(Stored data entries)
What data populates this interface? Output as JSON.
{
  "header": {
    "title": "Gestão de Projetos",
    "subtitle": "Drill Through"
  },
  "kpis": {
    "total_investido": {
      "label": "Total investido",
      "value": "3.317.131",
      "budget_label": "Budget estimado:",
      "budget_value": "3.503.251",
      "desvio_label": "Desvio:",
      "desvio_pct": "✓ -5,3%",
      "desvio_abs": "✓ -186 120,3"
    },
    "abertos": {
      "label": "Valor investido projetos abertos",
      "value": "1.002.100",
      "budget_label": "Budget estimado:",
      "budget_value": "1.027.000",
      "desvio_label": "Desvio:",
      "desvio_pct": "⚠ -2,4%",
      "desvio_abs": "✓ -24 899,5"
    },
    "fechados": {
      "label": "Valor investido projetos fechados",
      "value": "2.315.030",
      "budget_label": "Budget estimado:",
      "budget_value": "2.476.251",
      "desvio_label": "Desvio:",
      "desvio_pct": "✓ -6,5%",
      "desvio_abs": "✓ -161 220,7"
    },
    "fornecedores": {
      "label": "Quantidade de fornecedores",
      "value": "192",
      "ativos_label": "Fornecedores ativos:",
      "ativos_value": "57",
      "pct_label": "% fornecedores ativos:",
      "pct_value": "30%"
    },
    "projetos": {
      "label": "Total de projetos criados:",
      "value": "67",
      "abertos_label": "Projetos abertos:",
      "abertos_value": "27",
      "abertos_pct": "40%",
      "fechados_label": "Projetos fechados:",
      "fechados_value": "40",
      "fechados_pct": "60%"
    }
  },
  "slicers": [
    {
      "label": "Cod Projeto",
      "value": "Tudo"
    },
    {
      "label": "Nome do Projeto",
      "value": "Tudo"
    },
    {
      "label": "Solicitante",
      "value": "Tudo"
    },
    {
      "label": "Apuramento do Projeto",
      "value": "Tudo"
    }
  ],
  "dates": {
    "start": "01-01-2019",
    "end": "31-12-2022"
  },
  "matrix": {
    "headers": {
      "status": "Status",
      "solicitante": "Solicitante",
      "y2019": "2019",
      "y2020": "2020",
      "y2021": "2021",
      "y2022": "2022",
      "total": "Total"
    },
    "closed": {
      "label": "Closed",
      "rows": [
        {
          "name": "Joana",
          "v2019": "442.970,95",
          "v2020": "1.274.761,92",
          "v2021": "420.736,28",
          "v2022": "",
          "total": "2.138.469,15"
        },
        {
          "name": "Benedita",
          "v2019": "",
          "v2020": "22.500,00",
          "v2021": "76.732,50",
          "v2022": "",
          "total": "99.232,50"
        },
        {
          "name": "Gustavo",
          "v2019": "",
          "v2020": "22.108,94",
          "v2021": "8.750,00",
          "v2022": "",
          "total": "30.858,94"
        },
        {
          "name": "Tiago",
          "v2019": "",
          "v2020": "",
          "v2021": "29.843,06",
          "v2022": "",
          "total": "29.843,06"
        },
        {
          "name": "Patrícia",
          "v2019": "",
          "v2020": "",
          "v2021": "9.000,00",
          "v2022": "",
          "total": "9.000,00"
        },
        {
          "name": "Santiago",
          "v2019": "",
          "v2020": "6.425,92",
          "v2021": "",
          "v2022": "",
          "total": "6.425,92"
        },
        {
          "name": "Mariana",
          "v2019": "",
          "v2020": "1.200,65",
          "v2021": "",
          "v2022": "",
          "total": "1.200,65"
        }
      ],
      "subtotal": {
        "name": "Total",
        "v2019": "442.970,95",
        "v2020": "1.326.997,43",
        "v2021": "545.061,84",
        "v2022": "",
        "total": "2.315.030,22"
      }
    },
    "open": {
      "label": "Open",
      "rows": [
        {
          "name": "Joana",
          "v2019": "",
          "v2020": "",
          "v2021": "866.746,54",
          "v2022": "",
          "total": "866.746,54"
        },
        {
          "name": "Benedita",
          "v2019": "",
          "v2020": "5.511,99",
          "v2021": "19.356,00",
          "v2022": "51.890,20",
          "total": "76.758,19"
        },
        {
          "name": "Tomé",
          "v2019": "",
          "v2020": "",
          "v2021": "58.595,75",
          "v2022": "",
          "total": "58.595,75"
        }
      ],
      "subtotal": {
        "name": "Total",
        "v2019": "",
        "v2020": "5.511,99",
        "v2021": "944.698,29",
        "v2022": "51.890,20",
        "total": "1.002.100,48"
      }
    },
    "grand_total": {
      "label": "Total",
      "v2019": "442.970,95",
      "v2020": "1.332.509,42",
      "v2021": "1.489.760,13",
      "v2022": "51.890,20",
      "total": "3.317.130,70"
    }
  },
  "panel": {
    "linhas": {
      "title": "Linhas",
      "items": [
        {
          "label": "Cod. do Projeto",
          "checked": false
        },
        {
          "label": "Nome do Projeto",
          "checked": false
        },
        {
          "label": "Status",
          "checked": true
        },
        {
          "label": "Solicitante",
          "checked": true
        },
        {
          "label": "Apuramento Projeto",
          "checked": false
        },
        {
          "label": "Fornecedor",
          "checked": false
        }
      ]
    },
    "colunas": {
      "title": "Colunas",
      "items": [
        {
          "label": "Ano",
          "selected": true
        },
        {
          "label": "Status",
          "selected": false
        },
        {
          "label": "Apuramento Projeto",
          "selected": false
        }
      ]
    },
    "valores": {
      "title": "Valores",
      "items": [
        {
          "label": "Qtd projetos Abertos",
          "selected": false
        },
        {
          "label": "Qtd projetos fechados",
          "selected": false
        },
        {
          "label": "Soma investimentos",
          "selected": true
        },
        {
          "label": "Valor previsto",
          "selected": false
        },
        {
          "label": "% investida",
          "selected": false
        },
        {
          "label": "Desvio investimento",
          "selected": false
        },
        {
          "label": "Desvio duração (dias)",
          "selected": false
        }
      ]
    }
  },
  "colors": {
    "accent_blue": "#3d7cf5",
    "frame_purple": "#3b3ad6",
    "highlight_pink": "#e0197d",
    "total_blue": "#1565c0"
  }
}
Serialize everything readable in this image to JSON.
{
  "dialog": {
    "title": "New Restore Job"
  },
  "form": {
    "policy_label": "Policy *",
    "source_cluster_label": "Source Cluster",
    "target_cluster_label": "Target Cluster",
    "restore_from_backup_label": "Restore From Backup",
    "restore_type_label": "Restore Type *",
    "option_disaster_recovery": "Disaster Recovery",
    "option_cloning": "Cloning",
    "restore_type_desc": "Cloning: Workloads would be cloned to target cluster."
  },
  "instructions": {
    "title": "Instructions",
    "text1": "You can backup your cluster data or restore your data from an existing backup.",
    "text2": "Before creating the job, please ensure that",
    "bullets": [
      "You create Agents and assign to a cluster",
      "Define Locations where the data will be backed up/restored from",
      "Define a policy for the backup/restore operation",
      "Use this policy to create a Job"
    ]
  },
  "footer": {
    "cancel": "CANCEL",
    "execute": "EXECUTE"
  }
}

BRIEF
Write out the full listing, keeping every line exactly as it is.

ANSWER TO THIS EXERCISE
What data populates this interface? Output as JSON.
{
  "header": {
    "title": "Gestão de Projetos",
    "subtitle": "Drill Through"
  },
  "kpis": {
    "total_investido": {
      "label": "Total investido",
      "value": "3.317.131",
      "budget_label": "Budget estimado:",
      "budget_value": "3.503.251",
      "desvio_label": "Desvio:",
      "desvio_pct": "✓ -5,3%",
      "desvio_abs": "✓ -186 120,3"
    },
    "abertos": {
      "label": "Valor investido projetos abertos",
      "value": "1.002.100",
      "budget_label": "Budget estimado:",
      "budget_value": "1.027.000",
      "desvio_label": "Desvio:",
      "desvio_pct": "⚠ -2,4%",
      "desvio_abs": "✓ -24 899,5"
    },
    "fechados": {
      "label": "Valor investido projetos fechados",
      "value": "2.315.030",
      "budget_label": "Budget estimado:",
      "budget_value": "2.476.251",
      "desvio_label": "Desvio:",
      "desvio_pct": "✓ -6,5%",
      "desvio_abs": "✓ -161 220,7"
    },
    "fornecedores": {
      "label": "Quantidade de fornecedores",
      "value": "192",
      "ativos_label": "Fornecedores ativos:",
      "ativos_value": "57",
      "pct_label": "% fornecedores ativos:",
      "pct_value": "30%"
    },
    "projetos": {
      "label": "Total de projetos criados:",
      "value": "67",
      "abertos_label": "Projetos abertos:",
      "abertos_value": "27",
      "abertos_pct": "40%",
      "fechados_label": "Projetos fechados:",
      "fechados_value": "40",
      "fechados_pct": "60%"
    }
  },
  "slicers": [
    {
      "label": "Cod Projeto",
      "value": "Tudo"
    },
    {
      "label": "Nome do Projeto",
      "value": "Tudo"
    },
    {
      "label": "Solicitante",
      "value": "Tudo"
    },
    {
      "label": "Apuramento do Projeto",
      "value": "Tudo"
    }
  ],
  "dates": {
    "start": "01-01-2019",
    "end": "31-12-2022"
  },
  "matrix": {
    "headers": {
      "status": "Status",
      "solicitante": "Solicitante",
      "y2019": "2019",
      "y2020": "2020",
      "y2021": "2021",
      "y2022": "2022",
      "total": "Total"
    },
    "closed": {
      "label": "Closed",
      "rows": [
        {
          "name": "Joana",
          "v2019": "442.970,95",
          "v2020": "1.274.761,92",
          "v2021": "420.736,28",
          "v2022": "",
          "total": "2.138.469,15"
        },
        {
          "name": "Benedita",
          "v2019": "",
          "v2020": "22.500,00",
          "v2021": "76.732,50",
          "v2022": "",
          "total": "99.232,50"
        },
        {
          "name": "Gustavo",
          "v2019": "",
          "v2020": "22.108,94",
          "v2021": "8.750,00",
          "v2022": "",
          "total": "30.858,94"
        },
        {
          "name": "Tiago",
          "v2019": "",
          "v2020": "",
          "v2021": "29.843,06",
          "v2022": "",
          "total": "29.843,06"
        },
        {
          "name": "Patrícia",
          "v2019": "",
          "v2020": "",
          "v2021": "9.000,00",
          "v2022": "",
          "total": "9.000,00"
        },
        {
          "name": "Santiago",
          "v2019": "",
          "v2020": "6.425,92",
          "v2021": "",
          "v2022": "",
          "total": "6.425,92"
        },
        {
          "name": "Mariana",
          "v2019": "",
          "v2020": "1.200,65",
          "v2021": "",
          "v2022": "",
          "total": "1.200,65"
        }
      ],
      "subtotal": {
        "name": "Total",
        "v2019": "442.970,95",
        "v2020": "1.326.997,43",
        "v2021": "545.061,84",
        "v2022": "",
        "total": "2.315.030,22"
      }
    },
    "open": {
      "label": "Open",
      "rows": [
        {
          "name": "Joana",
          "v2019": "",
          "v2020": "",
          "v2021": "866.746,54",
          "v2022": "",
          "total": "866.746,54"
        },
        {
          "name": "Benedita",
          "v2019": "",
          "v2020": "5.511,99",
          "v2021": "19.356,00",
          "v2022": "51.890,20",
          "total": "76.758,19"
        },
        {
          "name": "Tomé",
          "v2019": "",
          "v2020": "",
          "v2021": "58.595,75",
          "v2022": "",
          "total": "58.595,75"
        }
      ],
      "subtotal": {
        "name": "Total",
        "v2019": "",
        "v2020": "5.511,99",
        "v2021": "944.698,29",
        "v2022": "51.890,20",
        "total": "1.002.100,48"
      }
    },
    "grand_total": {
      "label": "Total",
      "v2019": "442.970,95",
      "v2020": "1.332.509,42",
      "v2021": "1.489.760,13",
      "v2022": "51.890,20",
      "total": "3.317.130,70"
    }
  },
  "panel": {
    "linhas": {
      "title": "Linhas",
      "items": [
        {
          "label": "Cod. do Projeto",
          "checked": false
        },
        {
          "label": "Nome do Projeto",
          "checked": false
        },
        {
          "label": "Status",
          "checked": true
        },
        {
          "label": "Solicitante",
          "checked": true
        },
        {
          "label": "Apuramento Projeto",
          "checked": false
        },
        {
          "label": "Fornecedor",
          "checked": false
        }
      ]
    },
    "colunas": {
      "title": "Colunas",
      "items": [
        {
          "label": "Ano",
          "selected": true
        },
        {
          "label": "Status",
          "selected": false
        },
        {
          "label": "Apuramento Projeto",
          "selected": false
        }
      ]
    },
    "valores": {
      "title": "Valores",
      "items": [
        {
          "label": "Qtd projetos Abertos",
          "selected": false
        },
        {
          "label": "Qtd projetos fechados",
          "selected": false
        },
        {
          "label": "Soma investimentos",
          "selected": true
        },
        {
          "label": "Valor previsto",
          "selected": false
        },
        {
          "label": "% investida",
          "selected": false
        },
        {
          "label": "Desvio investimento",
          "selected": false
        },
        {
          "label": "Desvio duração (dias)",
          "selected": false
        }
      ]
    }
  },
  "colors": {
    "accent_blue": "#3d7cf5",
    "frame_purple": "#3b3ad6",
    "highlight_pink": "#e0197d",
    "total_blue": "#1565c0"
  }
}
Serialize everything readable in this image to JSON.
{
  "dialog": {
    "title": "New Restore Job"
  },
  "form": {
    "policy_label": "Policy *",
    "source_cluster_label": "Source Cluster",
    "target_cluster_label": "Target Cluster",
    "restore_from_backup_label": "Restore From Backup",
    "restore_type_label": "Restore Type *",
    "option_disaster_recovery": "Disaster Recovery",
    "option_cloning": "Cloning",
    "restore_type_desc": "Cloning: Workloads would be cloned to target cluster."
  },
  "instructions": {
    "title": "Instructions",
    "text1": "You can backup your cluster data or restore your data from an existing backup.",
    "text2": "Before creating the job, please ensure that",
    "bullets": [
      "You create Agents and assign to a cluster",
      "Define Locations where the data will be backed up/restored from",
      "Define a policy for the backup/restore operation",
      "Use this policy to create a Job"
    ]
  },
  "footer": {
    "cancel": "CANCEL",
    "execute": "EXECUTE"
  }
}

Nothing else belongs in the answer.